• **Aim**
Below are the records; pull every line that includes "case".
::: Data supplied
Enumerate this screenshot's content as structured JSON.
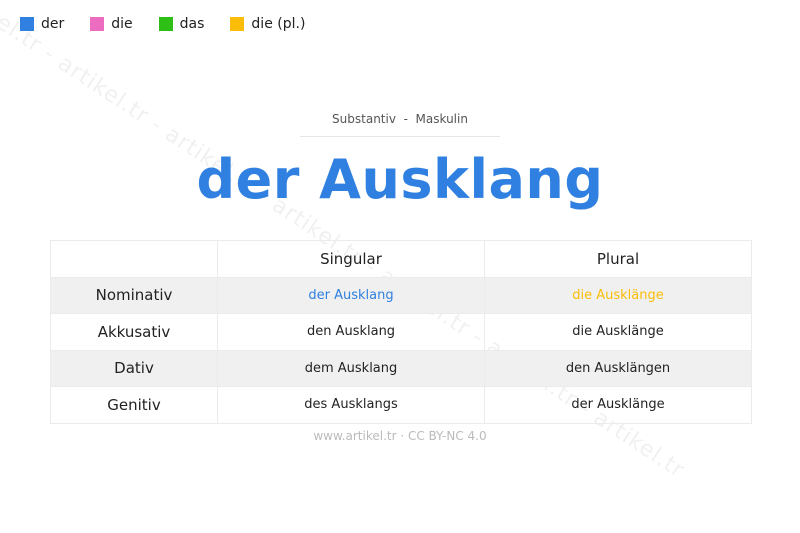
{
  "watermark": "artikel.tr - artikel.tr - artikel.tr - artikel.tr - artikel.tr - artikel.tr - artikel.tr",
  "legend": [
    {
      "label": "der",
      "color": "#2f80e0"
    },
    {
      "label": "die",
      "color": "#ec6cc0"
    },
    {
      "label": "das",
      "color": "#2dbf16"
    },
    {
      "label": "die (pl.)",
      "color": "#fbbd08"
    }
  ],
  "subtitle": "Substantiv  -  Maskulin",
  "title": "der Ausklang",
  "table": {
    "headers": [
      "",
      "Singular",
      "Plural"
    ],
    "rows": [
      {
        "case": "Nominativ",
        "singular": "der Ausklang",
        "plural": "die Ausklänge"
      },
      {
        "case": "Akkusativ",
        "singular": "den Ausklang",
        "plural": "die Ausklänge"
      },
      {
        "case": "Dativ",
        "singular": "dem Ausklang",
        "plural": "den Ausklängen"
      },
      {
        "case": "Genitiv",
        "singular": "des Ausklangs",
        "plural": "der Ausklänge"
      }
    ],
    "nominativ_singular_color": "#2f80e0",
    "nominativ_plural_color": "#fbbd08"
  },
  "footer": "www.artikel.tr · CC BY-NC 4.0"
}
::::::
• **Result of this task**
        "case": "Nominativ",
        "case": "Akkusativ",
        "case": "Dativ",
        "case": "Genitiv",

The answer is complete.